[Dataset records]
——

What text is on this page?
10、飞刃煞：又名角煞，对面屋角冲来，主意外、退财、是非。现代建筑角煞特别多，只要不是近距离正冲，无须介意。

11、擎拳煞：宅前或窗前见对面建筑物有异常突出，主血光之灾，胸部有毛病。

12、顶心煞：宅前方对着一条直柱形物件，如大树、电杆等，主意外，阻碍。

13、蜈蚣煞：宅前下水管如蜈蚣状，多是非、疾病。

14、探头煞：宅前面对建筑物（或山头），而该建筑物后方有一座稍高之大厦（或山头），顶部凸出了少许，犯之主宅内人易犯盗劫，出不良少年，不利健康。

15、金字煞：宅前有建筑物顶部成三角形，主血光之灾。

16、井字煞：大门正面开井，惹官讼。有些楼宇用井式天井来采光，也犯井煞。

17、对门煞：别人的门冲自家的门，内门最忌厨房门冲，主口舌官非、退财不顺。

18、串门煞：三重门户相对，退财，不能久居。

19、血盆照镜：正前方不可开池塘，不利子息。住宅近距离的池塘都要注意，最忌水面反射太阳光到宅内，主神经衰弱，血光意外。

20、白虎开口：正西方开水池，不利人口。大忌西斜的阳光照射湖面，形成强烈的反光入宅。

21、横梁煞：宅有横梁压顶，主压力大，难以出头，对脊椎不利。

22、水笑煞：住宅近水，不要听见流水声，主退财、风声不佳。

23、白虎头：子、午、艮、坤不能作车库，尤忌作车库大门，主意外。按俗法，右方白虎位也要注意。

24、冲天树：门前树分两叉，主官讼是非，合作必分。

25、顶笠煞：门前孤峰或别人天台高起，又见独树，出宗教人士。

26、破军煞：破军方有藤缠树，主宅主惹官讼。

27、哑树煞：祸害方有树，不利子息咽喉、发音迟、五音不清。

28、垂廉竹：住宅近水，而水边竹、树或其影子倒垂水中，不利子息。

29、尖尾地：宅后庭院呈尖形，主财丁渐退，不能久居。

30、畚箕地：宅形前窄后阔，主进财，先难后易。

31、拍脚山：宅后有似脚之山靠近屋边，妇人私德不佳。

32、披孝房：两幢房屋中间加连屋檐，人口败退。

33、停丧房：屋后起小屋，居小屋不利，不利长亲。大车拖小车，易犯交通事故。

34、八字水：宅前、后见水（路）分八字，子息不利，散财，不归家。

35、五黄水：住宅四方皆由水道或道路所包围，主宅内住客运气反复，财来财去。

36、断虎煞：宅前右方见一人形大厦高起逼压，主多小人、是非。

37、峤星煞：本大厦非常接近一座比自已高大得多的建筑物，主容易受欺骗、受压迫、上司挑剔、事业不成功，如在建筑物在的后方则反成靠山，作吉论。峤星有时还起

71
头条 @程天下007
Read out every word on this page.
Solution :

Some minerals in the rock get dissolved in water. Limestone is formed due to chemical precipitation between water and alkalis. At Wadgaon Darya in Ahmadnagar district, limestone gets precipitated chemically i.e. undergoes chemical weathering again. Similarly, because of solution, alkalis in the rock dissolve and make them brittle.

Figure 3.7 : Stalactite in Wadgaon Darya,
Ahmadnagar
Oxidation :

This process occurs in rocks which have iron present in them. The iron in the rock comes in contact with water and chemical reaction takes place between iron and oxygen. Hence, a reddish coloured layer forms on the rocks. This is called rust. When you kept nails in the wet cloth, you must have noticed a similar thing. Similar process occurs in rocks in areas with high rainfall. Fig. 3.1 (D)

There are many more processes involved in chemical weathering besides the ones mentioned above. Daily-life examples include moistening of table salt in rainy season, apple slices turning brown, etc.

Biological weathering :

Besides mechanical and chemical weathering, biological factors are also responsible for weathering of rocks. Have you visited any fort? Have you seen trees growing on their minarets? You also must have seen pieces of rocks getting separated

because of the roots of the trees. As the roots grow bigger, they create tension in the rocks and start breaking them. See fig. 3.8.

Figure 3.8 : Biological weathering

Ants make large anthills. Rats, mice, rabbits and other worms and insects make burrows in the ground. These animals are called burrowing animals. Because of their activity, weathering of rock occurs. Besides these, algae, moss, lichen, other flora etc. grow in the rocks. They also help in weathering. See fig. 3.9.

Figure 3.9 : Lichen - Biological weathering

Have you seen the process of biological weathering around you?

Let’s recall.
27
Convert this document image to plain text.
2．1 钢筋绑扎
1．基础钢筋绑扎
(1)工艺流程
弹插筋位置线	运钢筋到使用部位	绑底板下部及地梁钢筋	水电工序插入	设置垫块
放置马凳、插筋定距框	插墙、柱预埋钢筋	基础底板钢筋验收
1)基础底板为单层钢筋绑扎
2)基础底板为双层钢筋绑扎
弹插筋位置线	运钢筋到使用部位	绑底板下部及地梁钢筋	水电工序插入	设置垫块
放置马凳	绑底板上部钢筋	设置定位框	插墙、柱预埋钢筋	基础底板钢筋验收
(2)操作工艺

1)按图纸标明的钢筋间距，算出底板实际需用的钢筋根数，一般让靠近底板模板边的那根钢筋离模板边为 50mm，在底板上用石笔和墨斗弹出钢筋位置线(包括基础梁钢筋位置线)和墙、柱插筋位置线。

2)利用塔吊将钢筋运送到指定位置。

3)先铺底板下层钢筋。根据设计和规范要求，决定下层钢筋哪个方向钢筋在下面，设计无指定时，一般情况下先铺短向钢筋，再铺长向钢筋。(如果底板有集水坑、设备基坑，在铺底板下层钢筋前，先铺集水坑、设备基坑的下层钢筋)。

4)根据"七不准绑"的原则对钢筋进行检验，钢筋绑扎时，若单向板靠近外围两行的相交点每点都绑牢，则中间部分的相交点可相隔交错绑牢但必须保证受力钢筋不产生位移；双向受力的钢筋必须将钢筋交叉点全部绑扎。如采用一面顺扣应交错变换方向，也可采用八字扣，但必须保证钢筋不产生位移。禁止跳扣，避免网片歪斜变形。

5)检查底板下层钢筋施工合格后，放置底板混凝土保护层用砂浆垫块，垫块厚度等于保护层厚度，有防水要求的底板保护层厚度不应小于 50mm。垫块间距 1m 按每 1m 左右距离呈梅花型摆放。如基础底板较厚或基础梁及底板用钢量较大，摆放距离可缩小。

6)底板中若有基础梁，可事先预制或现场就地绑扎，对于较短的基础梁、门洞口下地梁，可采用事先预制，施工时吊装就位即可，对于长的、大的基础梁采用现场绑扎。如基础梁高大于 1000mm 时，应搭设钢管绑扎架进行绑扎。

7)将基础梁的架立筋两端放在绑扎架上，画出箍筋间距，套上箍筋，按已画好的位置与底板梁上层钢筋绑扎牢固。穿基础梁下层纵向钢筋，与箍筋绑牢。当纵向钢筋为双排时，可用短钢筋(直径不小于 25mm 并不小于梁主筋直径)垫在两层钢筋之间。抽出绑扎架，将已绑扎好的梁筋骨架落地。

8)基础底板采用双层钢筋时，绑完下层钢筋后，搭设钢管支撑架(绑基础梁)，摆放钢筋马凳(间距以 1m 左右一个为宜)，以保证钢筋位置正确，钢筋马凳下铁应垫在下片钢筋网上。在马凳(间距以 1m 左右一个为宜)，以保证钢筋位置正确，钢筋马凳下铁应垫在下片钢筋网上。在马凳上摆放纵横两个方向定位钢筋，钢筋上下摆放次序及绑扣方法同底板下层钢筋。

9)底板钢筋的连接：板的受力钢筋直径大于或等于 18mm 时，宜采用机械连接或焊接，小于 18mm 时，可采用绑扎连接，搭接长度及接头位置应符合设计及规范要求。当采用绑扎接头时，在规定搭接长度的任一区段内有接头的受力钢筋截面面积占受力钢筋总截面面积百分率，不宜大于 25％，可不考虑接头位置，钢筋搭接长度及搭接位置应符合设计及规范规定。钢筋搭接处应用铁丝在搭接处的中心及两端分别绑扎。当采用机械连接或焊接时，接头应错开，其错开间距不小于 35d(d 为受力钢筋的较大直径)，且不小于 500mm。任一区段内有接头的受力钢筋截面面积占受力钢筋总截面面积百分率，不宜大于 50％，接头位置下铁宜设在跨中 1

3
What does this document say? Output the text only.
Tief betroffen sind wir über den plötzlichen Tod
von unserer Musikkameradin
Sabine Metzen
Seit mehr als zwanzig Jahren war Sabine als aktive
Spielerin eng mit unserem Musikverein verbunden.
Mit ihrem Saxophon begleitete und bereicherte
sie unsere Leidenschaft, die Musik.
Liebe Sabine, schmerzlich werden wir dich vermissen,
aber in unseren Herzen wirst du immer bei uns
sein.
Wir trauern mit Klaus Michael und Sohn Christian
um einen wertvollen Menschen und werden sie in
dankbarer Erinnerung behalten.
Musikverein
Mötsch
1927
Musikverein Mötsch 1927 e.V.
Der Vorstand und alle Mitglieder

——

→ Exercise description
Exactly repeat the lines from the line that contains "What does this" to the end of the entries, both included, and leave out all other lines.

→ Solution
What does this document say? Output the text only.
Tief betroffen sind wir über den plötzlichen Tod
von unserer Musikkameradin
Sabine Metzen
Seit mehr als zwanzig Jahren war Sabine als aktive
Spielerin eng mit unserem Musikverein verbunden.
Mit ihrem Saxophon begleitete und bereicherte
sie unsere Leidenschaft, die Musik.
Liebe Sabine, schmerzlich werden wir dich vermissen,
aber in unseren Herzen wirst du immer bei uns
sein.
Wir trauern mit Klaus Michael und Sohn Christian
um einen wertvollen Menschen und werden sie in
dankbarer Erinnerung behalten.
Musikverein
Mötsch
1927
Musikverein Mötsch 1927 e.V.
Der Vorstand und alle Mitglieder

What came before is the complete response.